▸ **Given problem**: Reproduce every entry exactly, without alteration.

▸ **Records supplied**:
------------------------

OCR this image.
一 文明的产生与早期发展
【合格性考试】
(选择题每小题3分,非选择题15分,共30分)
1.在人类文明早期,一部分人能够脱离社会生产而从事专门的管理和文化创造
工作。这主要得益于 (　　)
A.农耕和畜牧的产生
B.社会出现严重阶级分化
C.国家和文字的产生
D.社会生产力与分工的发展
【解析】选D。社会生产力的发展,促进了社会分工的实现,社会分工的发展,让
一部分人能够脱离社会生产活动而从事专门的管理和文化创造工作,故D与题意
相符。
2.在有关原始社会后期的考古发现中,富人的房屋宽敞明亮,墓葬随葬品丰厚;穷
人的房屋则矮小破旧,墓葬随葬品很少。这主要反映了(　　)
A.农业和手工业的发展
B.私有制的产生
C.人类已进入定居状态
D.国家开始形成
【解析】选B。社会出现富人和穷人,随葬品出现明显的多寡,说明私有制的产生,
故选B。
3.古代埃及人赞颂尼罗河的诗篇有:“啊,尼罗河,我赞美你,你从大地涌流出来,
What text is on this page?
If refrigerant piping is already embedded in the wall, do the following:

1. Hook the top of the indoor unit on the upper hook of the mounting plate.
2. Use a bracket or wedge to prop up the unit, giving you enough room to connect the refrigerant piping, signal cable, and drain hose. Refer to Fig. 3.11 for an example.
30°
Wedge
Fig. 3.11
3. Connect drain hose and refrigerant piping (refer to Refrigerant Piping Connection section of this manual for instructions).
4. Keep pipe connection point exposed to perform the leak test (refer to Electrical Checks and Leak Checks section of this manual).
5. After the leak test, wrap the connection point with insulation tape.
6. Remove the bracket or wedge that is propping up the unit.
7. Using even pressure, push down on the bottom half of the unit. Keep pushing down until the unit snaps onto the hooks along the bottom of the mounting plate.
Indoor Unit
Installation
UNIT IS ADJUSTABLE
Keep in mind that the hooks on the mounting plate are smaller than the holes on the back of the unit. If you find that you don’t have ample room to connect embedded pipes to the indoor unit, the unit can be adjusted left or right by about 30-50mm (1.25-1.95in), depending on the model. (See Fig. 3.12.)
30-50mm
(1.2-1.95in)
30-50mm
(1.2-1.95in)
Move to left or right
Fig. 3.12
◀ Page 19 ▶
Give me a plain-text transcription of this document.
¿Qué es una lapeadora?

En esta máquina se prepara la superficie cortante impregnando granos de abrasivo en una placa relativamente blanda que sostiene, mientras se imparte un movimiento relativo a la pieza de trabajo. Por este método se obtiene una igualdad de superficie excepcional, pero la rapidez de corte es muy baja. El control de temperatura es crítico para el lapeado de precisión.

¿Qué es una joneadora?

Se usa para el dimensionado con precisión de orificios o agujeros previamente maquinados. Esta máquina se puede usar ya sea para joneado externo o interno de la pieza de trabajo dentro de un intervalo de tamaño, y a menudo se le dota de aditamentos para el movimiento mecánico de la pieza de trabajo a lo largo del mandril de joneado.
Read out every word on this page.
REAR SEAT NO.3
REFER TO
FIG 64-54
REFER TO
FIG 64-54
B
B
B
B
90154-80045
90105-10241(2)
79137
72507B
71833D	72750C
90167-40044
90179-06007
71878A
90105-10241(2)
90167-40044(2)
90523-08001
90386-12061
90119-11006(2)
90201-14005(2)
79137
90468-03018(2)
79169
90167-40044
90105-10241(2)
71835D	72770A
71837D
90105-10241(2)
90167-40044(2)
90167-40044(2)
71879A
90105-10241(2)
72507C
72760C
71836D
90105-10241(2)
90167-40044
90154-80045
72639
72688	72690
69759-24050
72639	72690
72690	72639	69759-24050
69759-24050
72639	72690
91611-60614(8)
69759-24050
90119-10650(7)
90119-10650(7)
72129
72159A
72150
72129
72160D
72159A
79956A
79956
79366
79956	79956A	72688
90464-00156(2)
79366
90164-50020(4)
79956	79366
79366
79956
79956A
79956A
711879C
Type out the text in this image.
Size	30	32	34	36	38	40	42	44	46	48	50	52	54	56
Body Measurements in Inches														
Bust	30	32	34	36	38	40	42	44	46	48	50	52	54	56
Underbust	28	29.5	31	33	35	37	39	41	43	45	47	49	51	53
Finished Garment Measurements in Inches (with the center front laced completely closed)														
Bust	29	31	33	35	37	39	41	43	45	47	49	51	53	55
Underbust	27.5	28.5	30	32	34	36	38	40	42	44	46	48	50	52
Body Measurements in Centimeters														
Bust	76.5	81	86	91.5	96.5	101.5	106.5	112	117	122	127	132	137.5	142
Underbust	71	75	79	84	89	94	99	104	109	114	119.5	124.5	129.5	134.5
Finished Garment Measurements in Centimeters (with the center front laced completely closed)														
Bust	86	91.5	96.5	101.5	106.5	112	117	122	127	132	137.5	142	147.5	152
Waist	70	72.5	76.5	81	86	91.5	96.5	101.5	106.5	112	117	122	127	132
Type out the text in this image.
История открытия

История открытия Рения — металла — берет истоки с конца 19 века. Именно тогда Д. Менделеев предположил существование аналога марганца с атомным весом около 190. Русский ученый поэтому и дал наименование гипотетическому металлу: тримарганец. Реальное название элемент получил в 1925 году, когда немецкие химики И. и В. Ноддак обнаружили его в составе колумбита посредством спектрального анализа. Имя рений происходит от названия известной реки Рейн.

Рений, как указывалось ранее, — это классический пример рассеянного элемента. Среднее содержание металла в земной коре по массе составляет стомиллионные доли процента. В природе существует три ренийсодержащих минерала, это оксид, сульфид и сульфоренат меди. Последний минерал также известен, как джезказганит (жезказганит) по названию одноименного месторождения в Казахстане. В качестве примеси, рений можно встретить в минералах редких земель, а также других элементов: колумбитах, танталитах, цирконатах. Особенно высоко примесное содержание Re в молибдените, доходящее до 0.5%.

------------------------

▸ **Output for this task**:
OCR this image.
一 文明的产生与早期发展
【合格性考试】
(选择题每小题3分,非选择题15分,共30分)
1.在人类文明早期,一部分人能够脱离社会生产而从事专门的管理和文化创造
工作。这主要得益于 (　　)
A.农耕和畜牧的产生
B.社会出现严重阶级分化
C.国家和文字的产生
D.社会生产力与分工的发展
【解析】选D。社会生产力的发展,促进了社会分工的实现,社会分工的发展,让
一部分人能够脱离社会生产活动而从事专门的管理和文化创造工作,故D与题意
相符。
2.在有关原始社会后期的考古发现中,富人的房屋宽敞明亮,墓葬随葬品丰厚;穷
人的房屋则矮小破旧,墓葬随葬品很少。这主要反映了(　　)
A.农业和手工业的发展
B.私有制的产生
C.人类已进入定居状态
D.国家开始形成
【解析】选B。社会出现富人和穷人,随葬品出现明显的多寡,说明私有制的产生,
故选B。
3.古代埃及人赞颂尼罗河的诗篇有:“啊,尼罗河,我赞美你,你从大地涌流出来,
What text is on this page?
If refrigerant piping is already embedded in the wall, do the following:

1. Hook the top of the indoor unit on the upper hook of the mounting plate.
2. Use a bracket or wedge to prop up the unit, giving you enough room to connect the refrigerant piping, signal cable, and drain hose. Refer to Fig. 3.11 for an example.
30°
Wedge
Fig. 3.11
3. Connect drain hose and refrigerant piping (refer to Refrigerant Piping Connection section of this manual for instructions).
4. Keep pipe connection point exposed to perform the leak test (refer to Electrical Checks and Leak Checks section of this manual).
5. After the leak test, wrap the connection point with insulation tape.
6. Remove the bracket or wedge that is propping up the unit.
7. Using even pressure, push down on the bottom half of the unit. Keep pushing down until the unit snaps onto the hooks along the bottom of the mounting plate.
Indoor Unit
Installation
UNIT IS ADJUSTABLE
Keep in mind that the hooks on the mounting plate are smaller than the holes on the back of the unit. If you find that you don’t have ample room to connect embedded pipes to the indoor unit, the unit can be adjusted left or right by about 30-50mm (1.25-1.95in), depending on the model. (See Fig. 3.12.)
30-50mm
(1.2-1.95in)
30-50mm
(1.2-1.95in)
Move to left or right
Fig. 3.12
◀ Page 19 ▶
Give me a plain-text transcription of this document.
¿Qué es una lapeadora?

En esta máquina se prepara la superficie cortante impregnando granos de abrasivo en una placa relativamente blanda que sostiene, mientras se imparte un movimiento relativo a la pieza de trabajo. Por este método se obtiene una igualdad de superficie excepcional, pero la rapidez de corte es muy baja. El control de temperatura es crítico para el lapeado de precisión.

¿Qué es una joneadora?

Se usa para el dimensionado con precisión de orificios o agujeros previamente maquinados. Esta máquina se puede usar ya sea para joneado externo o interno de la pieza de trabajo dentro de un intervalo de tamaño, y a menudo se le dota de aditamentos para el movimiento mecánico de la pieza de trabajo a lo largo del mandril de joneado.
Read out every word on this page.
REAR SEAT NO.3
REFER TO
FIG 64-54
REFER TO
FIG 64-54
B
B
B
B
90154-80045
90105-10241(2)
79137
72507B
71833D	72750C
90167-40044
90179-06007
71878A
90105-10241(2)
90167-40044(2)
90523-08001
90386-12061
90119-11006(2)
90201-14005(2)
79137
90468-03018(2)
79169
90167-40044
90105-10241(2)
71835D	72770A
71837D
90105-10241(2)
90167-40044(2)
90167-40044(2)
71879A
90105-10241(2)
72507C
72760C
71836D
90105-10241(2)
90167-40044
90154-80045
72639
72688	72690
69759-24050
72639	72690
72690	72639	69759-24050
69759-24050
72639	72690
91611-60614(8)
69759-24050
90119-10650(7)
90119-10650(7)
72129
72159A
72150
72129
72160D
72159A
79956A
79956
79366
79956	79956A	72688
90464-00156(2)
79366
90164-50020(4)
79956	79366
79366
79956
79956A
79956A
711879C
Type out the text in this image.
Size	30	32	34	36	38	40	42	44	46	48	50	52	54	56
Body Measurements in Inches														
Bust	30	32	34	36	38	40	42	44	46	48	50	52	54	56
Underbust	28	29.5	31	33	35	37	39	41	43	45	47	49	51	53
Finished Garment Measurements in Inches (with the center front laced completely closed)														
Bust	29	31	33	35	37	39	41	43	45	47	49	51	53	55
Underbust	27.5	28.5	30	32	34	36	38	40	42	44	46	48	50	52
Body Measurements in Centimeters														
Bust	76.5	81	86	91.5	96.5	101.5	106.5	112	117	122	127	132	137.5	142
Underbust	71	75	79	84	89	94	99	104	109	114	119.5	124.5	129.5	134.5
Finished Garment Measurements in Centimeters (with the center front laced completely closed)														
Bust	86	91.5	96.5	101.5	106.5	112	117	122	127	132	137.5	142	147.5	152
Waist	70	72.5	76.5	81	86	91.5	96.5	101.5	106.5	112	117	122	127	132
Type out the text in this image.
История открытия

История открытия Рения — металла — берет истоки с конца 19 века. Именно тогда Д. Менделеев предположил существование аналога марганца с атомным весом около 190. Русский ученый поэтому и дал наименование гипотетическому металлу: тримарганец. Реальное название элемент получил в 1925 году, когда немецкие химики И. и В. Ноддак обнаружили его в составе колумбита посредством спектрального анализа. Имя рений происходит от названия известной реки Рейн.

Рений, как указывалось ранее, — это классический пример рассеянного элемента. Среднее содержание металла в земной коре по массе составляет стомиллионные доли процента. В природе существует три ренийсодержащих минерала, это оксид, сульфид и сульфоренат меди. Последний минерал также известен, как джезказганит (жезказганит) по названию одноименного месторождения в Казахстане. В качестве примеси, рений можно встретить в минералах редких земель, а также других элементов: колумбитах, танталитах, цирконатах. Особенно высоко примесное содержание Re в молибдените, доходящее до 0.5%.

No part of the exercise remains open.